▸ **EXERCISE BRIEF**:
Show every line containing "ชาเอกการศ" by copying it.

--- Start EXERCISE INPUT ---

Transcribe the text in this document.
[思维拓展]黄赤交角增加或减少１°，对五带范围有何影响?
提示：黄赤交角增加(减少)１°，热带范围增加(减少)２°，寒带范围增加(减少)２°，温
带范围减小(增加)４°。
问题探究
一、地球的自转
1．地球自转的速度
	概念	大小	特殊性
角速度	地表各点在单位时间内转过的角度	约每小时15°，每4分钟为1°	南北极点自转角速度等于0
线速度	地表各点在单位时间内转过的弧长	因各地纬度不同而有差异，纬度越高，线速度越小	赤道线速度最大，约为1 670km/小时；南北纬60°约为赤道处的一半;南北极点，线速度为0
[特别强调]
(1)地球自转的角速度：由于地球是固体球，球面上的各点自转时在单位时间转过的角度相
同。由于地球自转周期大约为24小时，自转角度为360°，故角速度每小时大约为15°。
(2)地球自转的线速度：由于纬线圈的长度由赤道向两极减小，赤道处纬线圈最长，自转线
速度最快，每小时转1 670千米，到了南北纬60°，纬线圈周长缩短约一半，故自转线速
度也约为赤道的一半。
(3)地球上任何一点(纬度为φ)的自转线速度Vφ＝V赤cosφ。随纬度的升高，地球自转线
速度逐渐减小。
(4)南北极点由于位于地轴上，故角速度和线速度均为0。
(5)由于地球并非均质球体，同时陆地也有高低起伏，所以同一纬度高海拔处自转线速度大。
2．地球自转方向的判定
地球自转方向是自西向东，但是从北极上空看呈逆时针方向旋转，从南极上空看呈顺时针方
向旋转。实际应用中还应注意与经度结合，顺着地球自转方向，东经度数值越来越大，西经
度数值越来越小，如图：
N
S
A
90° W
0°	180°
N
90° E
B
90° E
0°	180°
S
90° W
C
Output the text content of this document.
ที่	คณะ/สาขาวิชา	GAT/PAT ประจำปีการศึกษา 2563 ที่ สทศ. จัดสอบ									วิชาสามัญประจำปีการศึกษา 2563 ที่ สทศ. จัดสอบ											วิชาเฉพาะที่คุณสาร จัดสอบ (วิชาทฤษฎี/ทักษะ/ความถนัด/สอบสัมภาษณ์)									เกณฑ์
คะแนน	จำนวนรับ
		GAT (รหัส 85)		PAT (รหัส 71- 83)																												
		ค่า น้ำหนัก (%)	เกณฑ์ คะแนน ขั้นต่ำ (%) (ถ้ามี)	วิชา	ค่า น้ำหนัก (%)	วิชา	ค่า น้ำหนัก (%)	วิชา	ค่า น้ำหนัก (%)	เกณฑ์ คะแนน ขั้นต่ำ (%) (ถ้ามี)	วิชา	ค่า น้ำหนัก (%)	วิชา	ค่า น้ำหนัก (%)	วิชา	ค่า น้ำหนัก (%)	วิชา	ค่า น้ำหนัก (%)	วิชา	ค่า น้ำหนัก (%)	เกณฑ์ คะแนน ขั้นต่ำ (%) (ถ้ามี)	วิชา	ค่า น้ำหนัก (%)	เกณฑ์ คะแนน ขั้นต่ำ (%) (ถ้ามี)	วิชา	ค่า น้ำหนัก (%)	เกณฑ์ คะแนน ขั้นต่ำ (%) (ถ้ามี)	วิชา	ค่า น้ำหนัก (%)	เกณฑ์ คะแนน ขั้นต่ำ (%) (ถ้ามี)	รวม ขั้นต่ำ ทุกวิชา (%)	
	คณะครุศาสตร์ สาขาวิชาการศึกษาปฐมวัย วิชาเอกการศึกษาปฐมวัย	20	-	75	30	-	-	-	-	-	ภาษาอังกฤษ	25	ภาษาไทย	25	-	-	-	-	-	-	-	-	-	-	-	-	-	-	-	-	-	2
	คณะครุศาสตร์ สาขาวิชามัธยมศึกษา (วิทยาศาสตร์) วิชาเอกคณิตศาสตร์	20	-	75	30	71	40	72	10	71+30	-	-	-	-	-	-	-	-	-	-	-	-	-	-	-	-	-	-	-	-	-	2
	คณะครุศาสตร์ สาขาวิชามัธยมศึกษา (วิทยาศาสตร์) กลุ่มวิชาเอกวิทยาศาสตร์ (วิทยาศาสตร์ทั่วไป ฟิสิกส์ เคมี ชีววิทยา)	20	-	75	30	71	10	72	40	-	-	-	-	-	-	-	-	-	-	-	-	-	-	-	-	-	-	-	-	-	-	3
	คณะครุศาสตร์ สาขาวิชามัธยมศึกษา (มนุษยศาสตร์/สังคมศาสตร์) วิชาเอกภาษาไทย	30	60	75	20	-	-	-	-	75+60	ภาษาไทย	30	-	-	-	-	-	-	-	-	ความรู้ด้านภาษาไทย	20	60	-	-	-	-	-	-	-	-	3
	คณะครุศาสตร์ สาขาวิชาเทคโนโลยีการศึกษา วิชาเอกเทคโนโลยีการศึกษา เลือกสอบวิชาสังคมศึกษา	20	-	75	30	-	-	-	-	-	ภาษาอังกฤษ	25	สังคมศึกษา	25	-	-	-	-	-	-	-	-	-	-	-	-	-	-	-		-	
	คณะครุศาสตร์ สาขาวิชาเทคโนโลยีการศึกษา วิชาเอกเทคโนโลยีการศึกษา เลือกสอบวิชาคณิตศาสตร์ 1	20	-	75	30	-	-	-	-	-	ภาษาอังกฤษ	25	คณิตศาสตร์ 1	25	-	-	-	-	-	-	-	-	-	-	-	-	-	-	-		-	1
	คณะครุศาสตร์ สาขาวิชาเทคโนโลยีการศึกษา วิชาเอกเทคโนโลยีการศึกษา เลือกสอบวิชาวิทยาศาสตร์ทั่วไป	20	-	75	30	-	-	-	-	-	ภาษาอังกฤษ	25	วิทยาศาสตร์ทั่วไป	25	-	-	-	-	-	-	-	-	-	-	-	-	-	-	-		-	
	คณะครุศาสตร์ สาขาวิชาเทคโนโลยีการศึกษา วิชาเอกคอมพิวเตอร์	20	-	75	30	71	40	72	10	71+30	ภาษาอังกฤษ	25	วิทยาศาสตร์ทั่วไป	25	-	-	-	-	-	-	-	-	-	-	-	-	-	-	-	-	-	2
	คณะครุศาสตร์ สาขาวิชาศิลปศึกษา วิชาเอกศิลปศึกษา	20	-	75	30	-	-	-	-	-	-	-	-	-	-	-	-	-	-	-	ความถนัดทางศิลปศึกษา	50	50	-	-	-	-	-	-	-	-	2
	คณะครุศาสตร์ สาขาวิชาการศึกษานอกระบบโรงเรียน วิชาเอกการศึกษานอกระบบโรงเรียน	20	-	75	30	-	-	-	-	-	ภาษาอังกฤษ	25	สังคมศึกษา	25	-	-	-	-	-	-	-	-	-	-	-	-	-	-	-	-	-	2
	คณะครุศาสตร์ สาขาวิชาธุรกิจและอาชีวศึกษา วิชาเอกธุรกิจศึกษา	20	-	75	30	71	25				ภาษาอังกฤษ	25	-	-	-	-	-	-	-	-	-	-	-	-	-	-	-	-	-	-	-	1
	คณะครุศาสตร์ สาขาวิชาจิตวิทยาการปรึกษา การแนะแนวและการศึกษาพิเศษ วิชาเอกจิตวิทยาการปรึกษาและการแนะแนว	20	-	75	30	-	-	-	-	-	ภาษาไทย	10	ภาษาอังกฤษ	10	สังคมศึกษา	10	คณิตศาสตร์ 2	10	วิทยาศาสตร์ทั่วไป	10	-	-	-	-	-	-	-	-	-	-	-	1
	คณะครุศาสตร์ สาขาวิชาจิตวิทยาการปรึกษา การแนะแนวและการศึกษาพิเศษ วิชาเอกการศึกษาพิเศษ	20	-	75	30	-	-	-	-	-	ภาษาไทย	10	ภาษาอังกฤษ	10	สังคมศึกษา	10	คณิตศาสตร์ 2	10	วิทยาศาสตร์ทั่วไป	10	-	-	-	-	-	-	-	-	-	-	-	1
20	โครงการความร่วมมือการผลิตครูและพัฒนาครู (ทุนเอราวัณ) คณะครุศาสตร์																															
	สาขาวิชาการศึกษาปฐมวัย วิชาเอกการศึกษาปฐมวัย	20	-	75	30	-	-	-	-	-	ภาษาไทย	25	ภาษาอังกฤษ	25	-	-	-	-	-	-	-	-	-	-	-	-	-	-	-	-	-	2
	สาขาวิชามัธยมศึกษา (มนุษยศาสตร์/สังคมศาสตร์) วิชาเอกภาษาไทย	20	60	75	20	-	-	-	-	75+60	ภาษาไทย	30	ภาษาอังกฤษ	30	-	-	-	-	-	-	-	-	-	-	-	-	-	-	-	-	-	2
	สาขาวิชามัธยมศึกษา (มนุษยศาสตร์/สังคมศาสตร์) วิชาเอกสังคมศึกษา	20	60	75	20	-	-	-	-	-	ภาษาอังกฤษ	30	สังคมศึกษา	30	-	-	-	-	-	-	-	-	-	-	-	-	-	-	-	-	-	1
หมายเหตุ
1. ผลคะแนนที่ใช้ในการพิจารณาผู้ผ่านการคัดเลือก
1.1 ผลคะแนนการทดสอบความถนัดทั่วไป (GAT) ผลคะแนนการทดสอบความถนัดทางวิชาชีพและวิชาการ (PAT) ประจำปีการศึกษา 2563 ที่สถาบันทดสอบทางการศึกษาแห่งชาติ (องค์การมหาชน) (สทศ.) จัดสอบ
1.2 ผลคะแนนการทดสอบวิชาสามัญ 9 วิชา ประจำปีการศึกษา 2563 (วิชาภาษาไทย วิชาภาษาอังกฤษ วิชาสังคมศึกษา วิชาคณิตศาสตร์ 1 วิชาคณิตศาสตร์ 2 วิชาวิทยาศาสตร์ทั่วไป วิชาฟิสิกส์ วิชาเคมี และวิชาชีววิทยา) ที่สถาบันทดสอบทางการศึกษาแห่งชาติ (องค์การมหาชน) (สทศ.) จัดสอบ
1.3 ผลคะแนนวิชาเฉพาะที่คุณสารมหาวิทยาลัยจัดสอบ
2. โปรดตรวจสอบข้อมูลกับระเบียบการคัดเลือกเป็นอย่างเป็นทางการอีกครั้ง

--- End EXERCISE INPUT ---

▸ **TASK RESULT**:
	คณะครุศาสตร์ สาขาวิชาการศึกษาปฐมวัย วิชาเอกการศึกษาปฐมวัย	20	-	75	30	-	-	-	-	-	ภาษาอังกฤษ	25	ภาษาไทย	25	-	-	-	-	-	-	-	-	-	-	-	-	-	-	-	-	-	2
	คณะครุศาสตร์ สาขาวิชาการศึกษานอกระบบโรงเรียน วิชาเอกการศึกษานอกระบบโรงเรียน	20	-	75	30	-	-	-	-	-	ภาษาอังกฤษ	25	สังคมศึกษา	25	-	-	-	-	-	-	-	-	-	-	-	-	-	-	-	-	-	2
	คณะครุศาสตร์ สาขาวิชาจิตวิทยาการปรึกษา การแนะแนวและการศึกษาพิเศษ วิชาเอกการศึกษาพิเศษ	20	-	75	30	-	-	-	-	-	ภาษาไทย	10	ภาษาอังกฤษ	10	สังคมศึกษา	10	คณิตศาสตร์ 2	10	วิทยาศาสตร์ทั่วไป	10	-	-	-	-	-	-	-	-	-	-	-	1
	สาขาวิชาการศึกษาปฐมวัย วิชาเอกการศึกษาปฐมวัย	20	-	75	30	-	-	-	-	-	ภาษาไทย	25	ภาษาอังกฤษ	25	-	-	-	-	-	-	-	-	-	-	-	-	-	-	-	-	-	2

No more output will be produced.